REQUIRED WORK:
Count, in the entries, the lines with "doors". Answer with the number only.

Extracted records:
[Start]

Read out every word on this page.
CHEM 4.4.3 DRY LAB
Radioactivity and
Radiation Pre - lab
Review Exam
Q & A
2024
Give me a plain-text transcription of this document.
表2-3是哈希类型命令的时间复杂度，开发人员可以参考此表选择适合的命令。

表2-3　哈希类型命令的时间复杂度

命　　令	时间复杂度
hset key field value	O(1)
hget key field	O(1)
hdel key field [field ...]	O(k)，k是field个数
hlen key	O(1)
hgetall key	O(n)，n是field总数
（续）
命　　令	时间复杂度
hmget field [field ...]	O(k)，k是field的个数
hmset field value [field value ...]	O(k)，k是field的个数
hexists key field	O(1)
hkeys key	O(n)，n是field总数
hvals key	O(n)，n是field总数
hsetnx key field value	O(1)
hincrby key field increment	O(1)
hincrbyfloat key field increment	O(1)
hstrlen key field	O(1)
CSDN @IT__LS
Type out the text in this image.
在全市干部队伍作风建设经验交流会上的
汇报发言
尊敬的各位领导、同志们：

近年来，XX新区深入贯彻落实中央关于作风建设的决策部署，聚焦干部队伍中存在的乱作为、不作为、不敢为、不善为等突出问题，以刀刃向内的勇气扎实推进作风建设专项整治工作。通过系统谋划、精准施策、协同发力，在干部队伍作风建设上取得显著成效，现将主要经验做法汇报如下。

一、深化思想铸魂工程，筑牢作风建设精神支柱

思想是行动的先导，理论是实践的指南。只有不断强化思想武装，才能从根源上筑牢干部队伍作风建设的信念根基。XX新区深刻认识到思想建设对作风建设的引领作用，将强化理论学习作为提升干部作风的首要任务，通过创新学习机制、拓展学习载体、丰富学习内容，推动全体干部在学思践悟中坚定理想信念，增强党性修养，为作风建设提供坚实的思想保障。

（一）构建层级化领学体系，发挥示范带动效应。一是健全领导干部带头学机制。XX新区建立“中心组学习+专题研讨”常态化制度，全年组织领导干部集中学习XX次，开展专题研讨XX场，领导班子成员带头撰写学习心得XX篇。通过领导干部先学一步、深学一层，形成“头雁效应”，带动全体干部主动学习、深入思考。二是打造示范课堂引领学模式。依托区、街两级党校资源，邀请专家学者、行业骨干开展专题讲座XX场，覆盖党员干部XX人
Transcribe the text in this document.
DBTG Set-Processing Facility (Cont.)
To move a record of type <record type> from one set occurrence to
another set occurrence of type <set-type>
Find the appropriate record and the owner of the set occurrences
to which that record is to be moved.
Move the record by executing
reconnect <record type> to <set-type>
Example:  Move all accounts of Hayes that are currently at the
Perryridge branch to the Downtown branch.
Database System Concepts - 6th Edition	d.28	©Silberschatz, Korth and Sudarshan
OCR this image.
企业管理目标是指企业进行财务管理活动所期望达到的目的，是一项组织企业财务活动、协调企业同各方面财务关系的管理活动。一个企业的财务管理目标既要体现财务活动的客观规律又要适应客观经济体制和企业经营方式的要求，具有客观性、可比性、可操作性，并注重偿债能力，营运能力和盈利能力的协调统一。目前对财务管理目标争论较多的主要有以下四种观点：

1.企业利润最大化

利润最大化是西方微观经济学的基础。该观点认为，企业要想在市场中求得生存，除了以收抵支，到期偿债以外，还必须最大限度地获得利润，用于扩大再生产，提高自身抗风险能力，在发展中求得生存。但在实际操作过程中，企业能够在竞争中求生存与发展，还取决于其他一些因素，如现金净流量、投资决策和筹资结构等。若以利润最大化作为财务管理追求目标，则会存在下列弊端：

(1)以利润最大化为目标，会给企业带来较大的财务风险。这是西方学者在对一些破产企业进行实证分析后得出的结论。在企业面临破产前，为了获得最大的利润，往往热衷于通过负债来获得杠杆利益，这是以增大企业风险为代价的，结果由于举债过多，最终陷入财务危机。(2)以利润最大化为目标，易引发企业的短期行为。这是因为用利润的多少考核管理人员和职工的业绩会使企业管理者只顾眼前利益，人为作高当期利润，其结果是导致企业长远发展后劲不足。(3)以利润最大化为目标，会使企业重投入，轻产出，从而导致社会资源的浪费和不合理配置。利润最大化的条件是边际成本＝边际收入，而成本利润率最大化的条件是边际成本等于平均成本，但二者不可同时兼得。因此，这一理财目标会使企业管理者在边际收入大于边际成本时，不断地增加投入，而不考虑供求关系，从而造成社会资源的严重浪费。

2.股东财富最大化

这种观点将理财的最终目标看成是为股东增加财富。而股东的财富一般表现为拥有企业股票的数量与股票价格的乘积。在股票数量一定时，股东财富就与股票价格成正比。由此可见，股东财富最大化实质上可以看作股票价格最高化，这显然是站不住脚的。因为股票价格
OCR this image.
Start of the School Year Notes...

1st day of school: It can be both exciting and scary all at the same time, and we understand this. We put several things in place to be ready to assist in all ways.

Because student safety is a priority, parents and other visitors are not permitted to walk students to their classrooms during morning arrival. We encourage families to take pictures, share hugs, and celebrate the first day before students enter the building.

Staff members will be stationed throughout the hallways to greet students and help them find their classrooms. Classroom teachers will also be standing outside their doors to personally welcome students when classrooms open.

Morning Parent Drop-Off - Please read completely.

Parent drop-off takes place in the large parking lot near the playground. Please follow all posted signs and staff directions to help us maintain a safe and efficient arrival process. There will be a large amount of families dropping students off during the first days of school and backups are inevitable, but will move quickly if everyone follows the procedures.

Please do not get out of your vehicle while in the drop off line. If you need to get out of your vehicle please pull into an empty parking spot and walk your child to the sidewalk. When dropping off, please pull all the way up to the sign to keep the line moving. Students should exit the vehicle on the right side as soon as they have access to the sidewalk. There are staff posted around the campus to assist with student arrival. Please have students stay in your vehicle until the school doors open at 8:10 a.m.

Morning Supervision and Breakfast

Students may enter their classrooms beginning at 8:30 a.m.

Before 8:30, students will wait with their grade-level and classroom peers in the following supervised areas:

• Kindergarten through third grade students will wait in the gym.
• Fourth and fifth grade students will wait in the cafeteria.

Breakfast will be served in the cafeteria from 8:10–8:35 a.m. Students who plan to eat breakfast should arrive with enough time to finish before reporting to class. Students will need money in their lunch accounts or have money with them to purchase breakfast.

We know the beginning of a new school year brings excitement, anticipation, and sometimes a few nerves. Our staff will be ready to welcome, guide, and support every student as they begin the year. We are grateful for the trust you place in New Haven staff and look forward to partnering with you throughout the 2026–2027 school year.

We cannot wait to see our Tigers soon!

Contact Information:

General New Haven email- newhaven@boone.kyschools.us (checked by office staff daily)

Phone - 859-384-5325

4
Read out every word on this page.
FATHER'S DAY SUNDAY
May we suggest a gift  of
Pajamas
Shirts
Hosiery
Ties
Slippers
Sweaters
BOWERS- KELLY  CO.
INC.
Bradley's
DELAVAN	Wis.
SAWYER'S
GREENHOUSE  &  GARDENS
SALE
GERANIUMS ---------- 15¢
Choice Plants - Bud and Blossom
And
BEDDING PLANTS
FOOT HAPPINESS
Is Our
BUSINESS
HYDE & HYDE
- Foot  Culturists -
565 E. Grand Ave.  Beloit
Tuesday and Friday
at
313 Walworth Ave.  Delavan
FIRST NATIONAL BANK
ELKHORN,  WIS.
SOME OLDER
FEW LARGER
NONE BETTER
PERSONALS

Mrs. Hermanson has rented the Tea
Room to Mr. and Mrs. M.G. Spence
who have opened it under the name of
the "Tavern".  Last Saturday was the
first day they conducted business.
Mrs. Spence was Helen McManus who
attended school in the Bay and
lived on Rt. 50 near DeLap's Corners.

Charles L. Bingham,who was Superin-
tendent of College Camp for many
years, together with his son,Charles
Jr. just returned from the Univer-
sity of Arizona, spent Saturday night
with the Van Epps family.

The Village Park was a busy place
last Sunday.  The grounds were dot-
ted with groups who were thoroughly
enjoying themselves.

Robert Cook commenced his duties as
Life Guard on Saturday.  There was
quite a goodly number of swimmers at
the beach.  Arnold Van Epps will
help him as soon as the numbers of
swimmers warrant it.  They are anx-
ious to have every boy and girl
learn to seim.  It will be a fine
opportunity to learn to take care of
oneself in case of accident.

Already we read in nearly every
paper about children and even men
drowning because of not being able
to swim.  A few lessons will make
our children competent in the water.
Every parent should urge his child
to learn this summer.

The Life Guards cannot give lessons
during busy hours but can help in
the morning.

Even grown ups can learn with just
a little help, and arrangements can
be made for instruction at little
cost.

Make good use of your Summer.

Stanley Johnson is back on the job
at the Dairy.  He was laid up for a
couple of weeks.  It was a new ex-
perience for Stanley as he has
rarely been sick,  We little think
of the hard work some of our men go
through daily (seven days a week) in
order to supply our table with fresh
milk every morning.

[End]

RESPONSE:
2